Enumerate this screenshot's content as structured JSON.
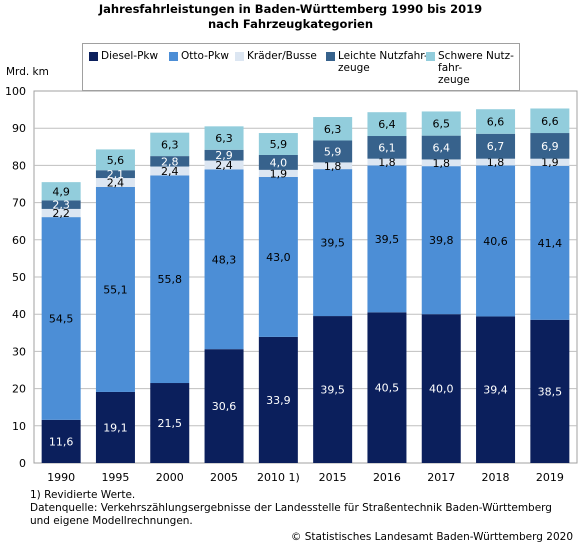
{
  "chart_data": {
    "type": "bar",
    "stacked": true,
    "title": "Jahresfahrleistungen in Baden-Württemberg 1990 bis 2019\nnach Fahrzeugkategorien",
    "ylabel": "Mrd. km",
    "ylim": [
      0,
      100
    ],
    "yticks": [
      0,
      10,
      20,
      30,
      40,
      50,
      60,
      70,
      80,
      90,
      100
    ],
    "grid": true,
    "legend_position": "top",
    "categories": [
      "1990",
      "1995",
      "2000",
      "2005",
      "2010 1)",
      "2015",
      "2016",
      "2017",
      "2018",
      "2019"
    ],
    "series": [
      {
        "name": "Diesel-Pkw",
        "color": "#0b1f5c",
        "label_color": "#ffffff",
        "values": [
          11.6,
          19.1,
          21.5,
          30.6,
          33.9,
          39.5,
          40.5,
          40.0,
          39.4,
          38.5
        ],
        "labels": [
          "11,6",
          "19,1",
          "21,5",
          "30,6",
          "33,9",
          "39,5",
          "40,5",
          "40,0",
          "39,4",
          "38,5"
        ]
      },
      {
        "name": "Otto-Pkw",
        "color": "#4c8ed6",
        "label_color": "#000000",
        "values": [
          54.5,
          55.1,
          55.8,
          48.3,
          43.0,
          39.5,
          39.5,
          39.8,
          40.6,
          41.4
        ],
        "labels": [
          "54,5",
          "55,1",
          "55,8",
          "48,3",
          "43,0",
          "39,5",
          "39,5",
          "39,8",
          "40,6",
          "41,4"
        ]
      },
      {
        "name": "Kräder/Busse",
        "color": "#dce6f2",
        "label_color": "#000000",
        "values": [
          2.2,
          2.4,
          2.4,
          2.4,
          1.9,
          1.8,
          1.8,
          1.8,
          1.8,
          1.9
        ],
        "labels": [
          "2,2",
          "2,4",
          "2,4",
          "2,4",
          "1,9",
          "1,8",
          "1,8",
          "1,8",
          "1,8",
          "1,9"
        ]
      },
      {
        "name": "Leichte Nutzfahr-\nzeuge",
        "color": "#37628c",
        "label_color": "#ffffff",
        "values": [
          2.3,
          2.1,
          2.8,
          2.9,
          4.0,
          5.9,
          6.1,
          6.4,
          6.7,
          6.9
        ],
        "labels": [
          "2,3",
          "2,1",
          "2,8",
          "2,9",
          "4,0",
          "5,9",
          "6,1",
          "6,4",
          "6,7",
          "6,9"
        ]
      },
      {
        "name": "Schwere Nutz-\nfahr-\nzeuge",
        "color": "#92cddc",
        "label_color": "#000000",
        "values": [
          4.9,
          5.6,
          6.3,
          6.3,
          5.9,
          6.3,
          6.4,
          6.5,
          6.6,
          6.6
        ],
        "labels": [
          "4,9",
          "5,6",
          "6,3",
          "6,3",
          "5,9",
          "6,3",
          "6,4",
          "6,5",
          "6,6",
          "6,6"
        ]
      }
    ]
  },
  "footnote": "1) Revidierte Werte.",
  "source": "Datenquelle: Verkehrszählungsergebnisse der Landesstelle für Straßentechnik Baden-Württemberg\nund eigene Modellrechnungen.",
  "copyright": "© Statistisches Landesamt Baden-Württemberg 2020"
}
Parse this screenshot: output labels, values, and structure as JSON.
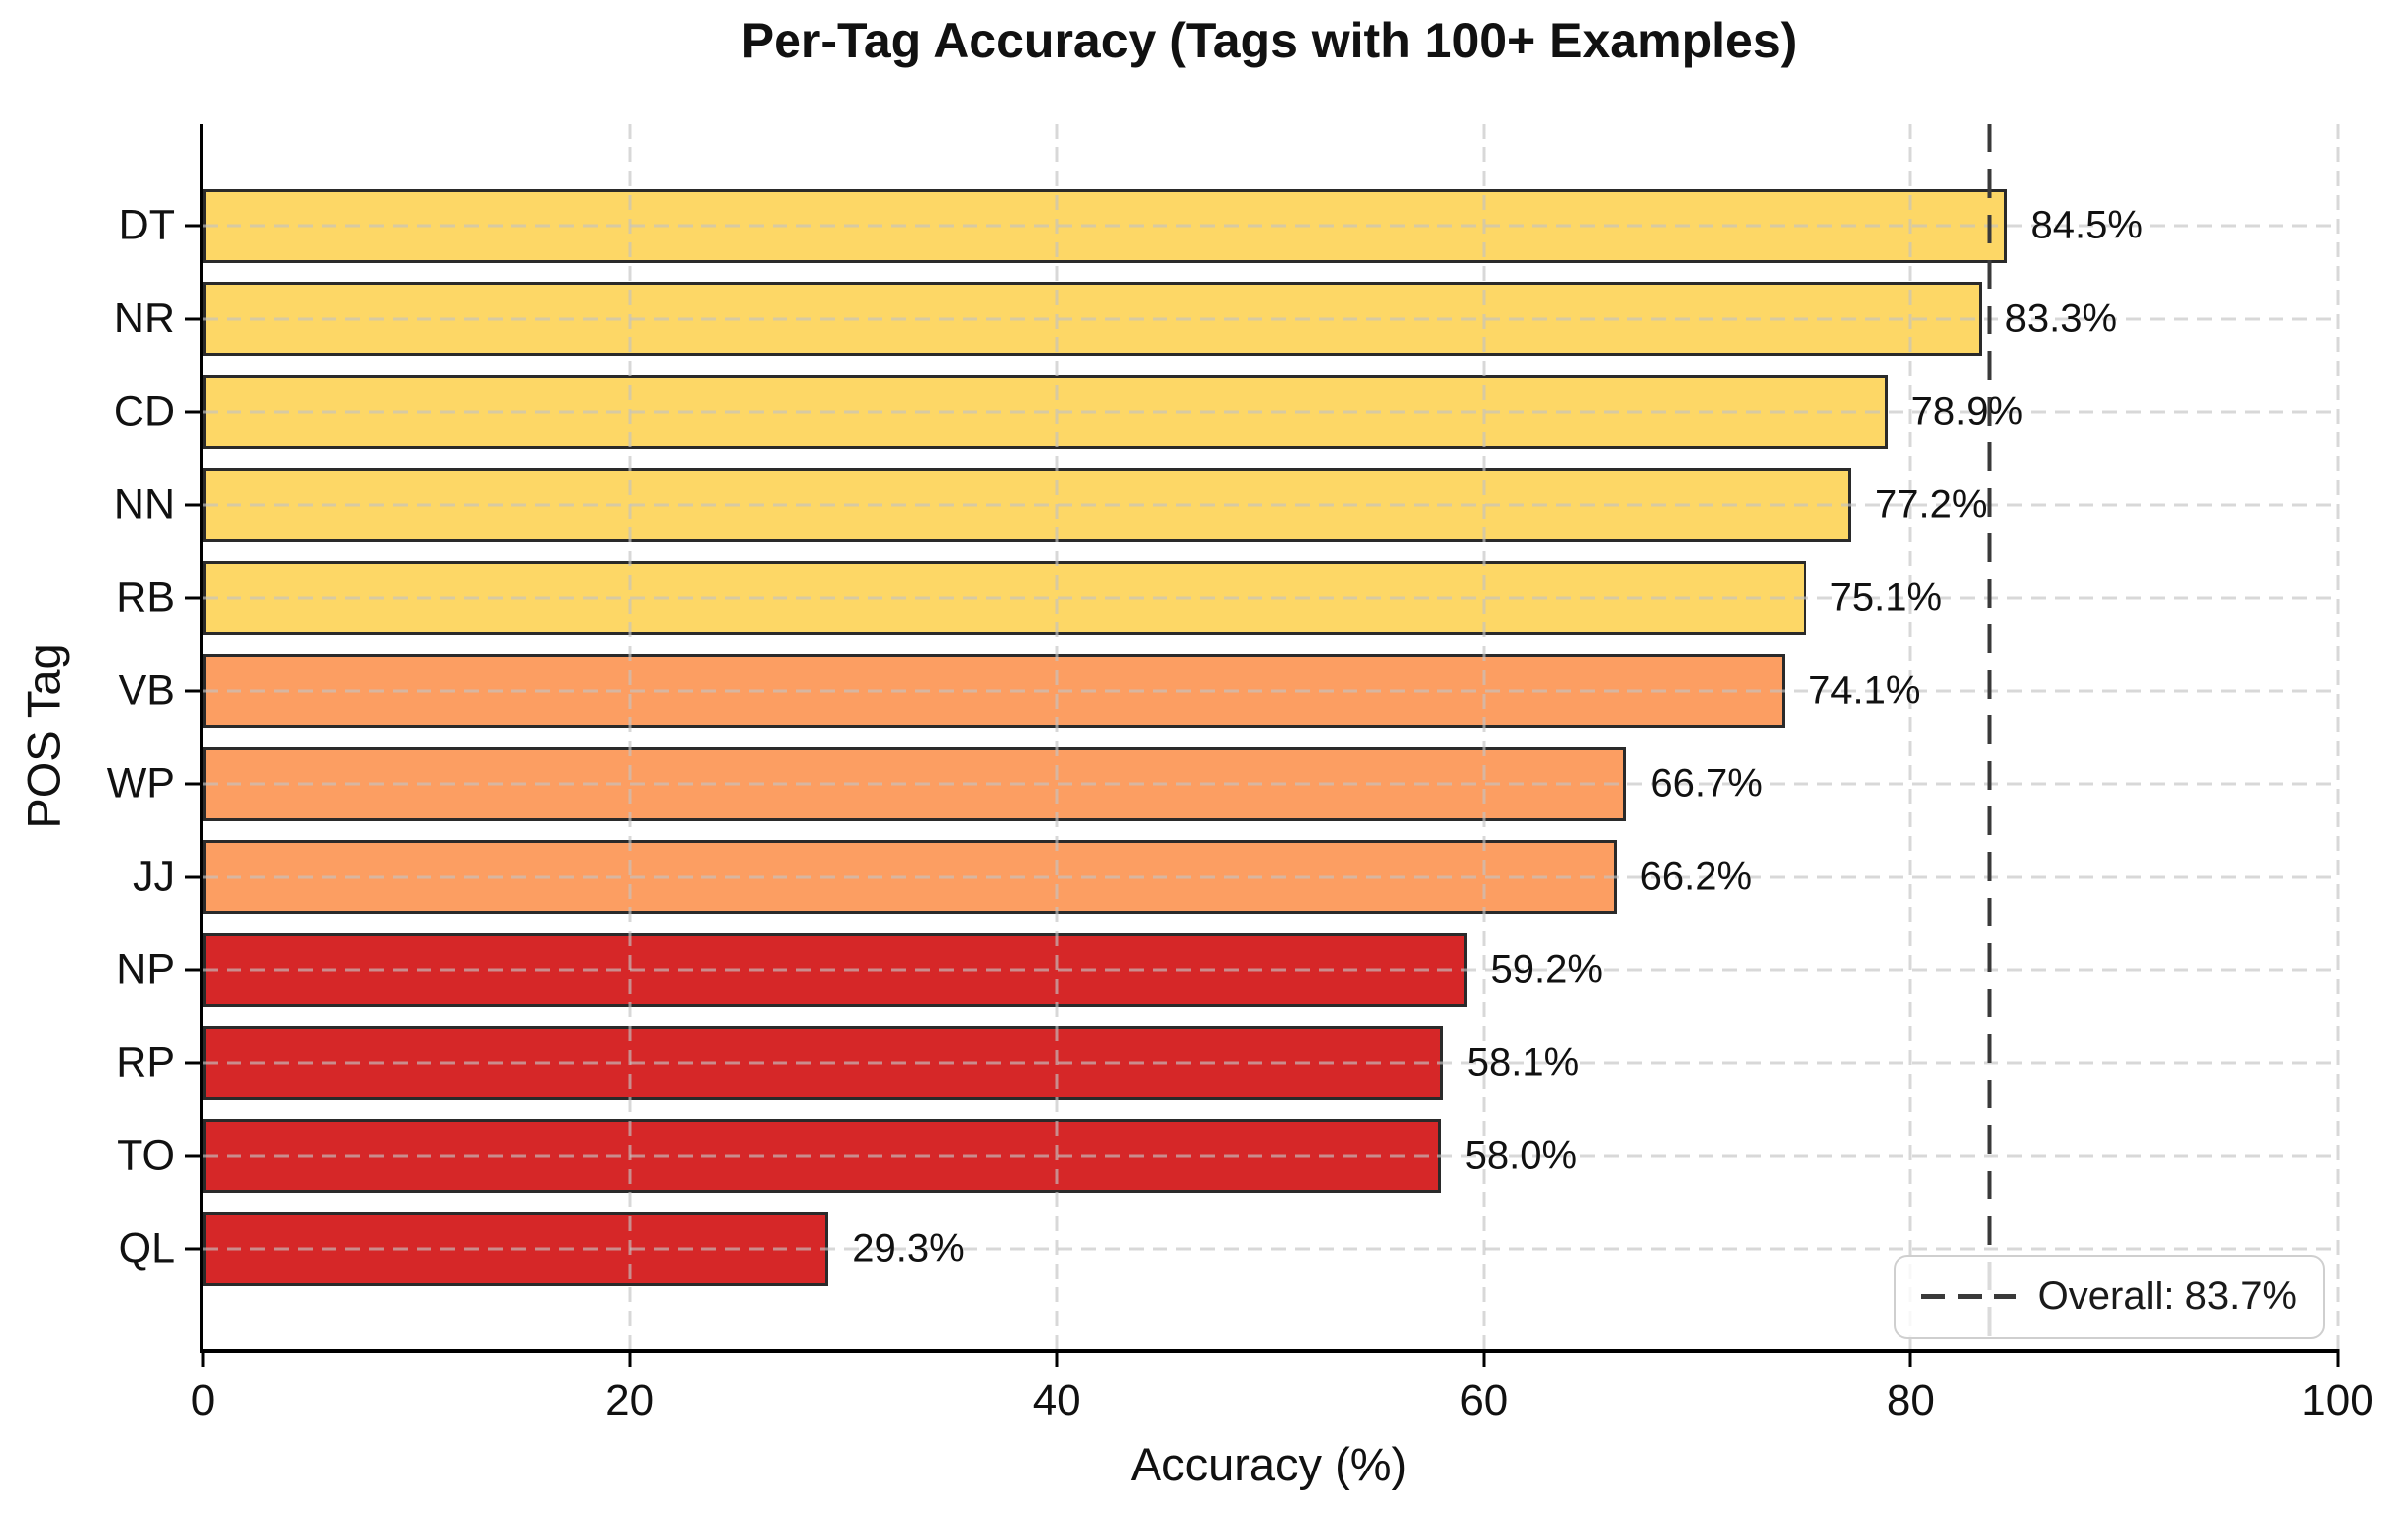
{
  "chart_data": {
    "type": "bar",
    "orientation": "horizontal",
    "title": "Per-Tag Accuracy (Tags with 100+ Examples)",
    "xlabel": "Accuracy (%)",
    "ylabel": "POS Tag",
    "xlim": [
      0,
      100
    ],
    "xticks": [
      0,
      20,
      40,
      60,
      80,
      100
    ],
    "grid": "dashed",
    "categories": [
      "DT",
      "NR",
      "CD",
      "NN",
      "RB",
      "VB",
      "WP",
      "JJ",
      "NP",
      "RP",
      "TO",
      "QL"
    ],
    "values": [
      84.5,
      83.3,
      78.9,
      77.2,
      75.1,
      74.1,
      66.7,
      66.2,
      59.2,
      58.1,
      58.0,
      29.3
    ],
    "value_labels": [
      "84.5%",
      "83.3%",
      "78.9%",
      "77.2%",
      "75.1%",
      "74.1%",
      "66.7%",
      "66.2%",
      "59.2%",
      "58.1%",
      "58.0%",
      "29.3%"
    ],
    "bar_colors": [
      "#FDD766",
      "#FDD766",
      "#FDD766",
      "#FDD766",
      "#FDD766",
      "#FC9E62",
      "#FC9E62",
      "#FC9E62",
      "#D62728",
      "#D62728",
      "#D62728",
      "#D62728"
    ],
    "overall_line": {
      "value": 83.7,
      "label": "Overall: 83.7%",
      "color": "#3A3A3A",
      "style": "dashed"
    },
    "legend": {
      "position": "lower right",
      "entries": [
        {
          "label": "Overall: 83.7%",
          "swatch": "dashed-line"
        }
      ]
    },
    "colors": {
      "tier_high": "#FDD766",
      "tier_mid": "#FC9E62",
      "tier_low": "#D62728",
      "bar_edge": "#2A2A2A",
      "grid": "#C3C3C3",
      "overall_line": "#3A3A3A",
      "background": "#FFFFFF"
    }
  }
}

========================

Within the records, how many lines include "title"? The answer is the number and nothing else.

▶ _SOLUTION_:
2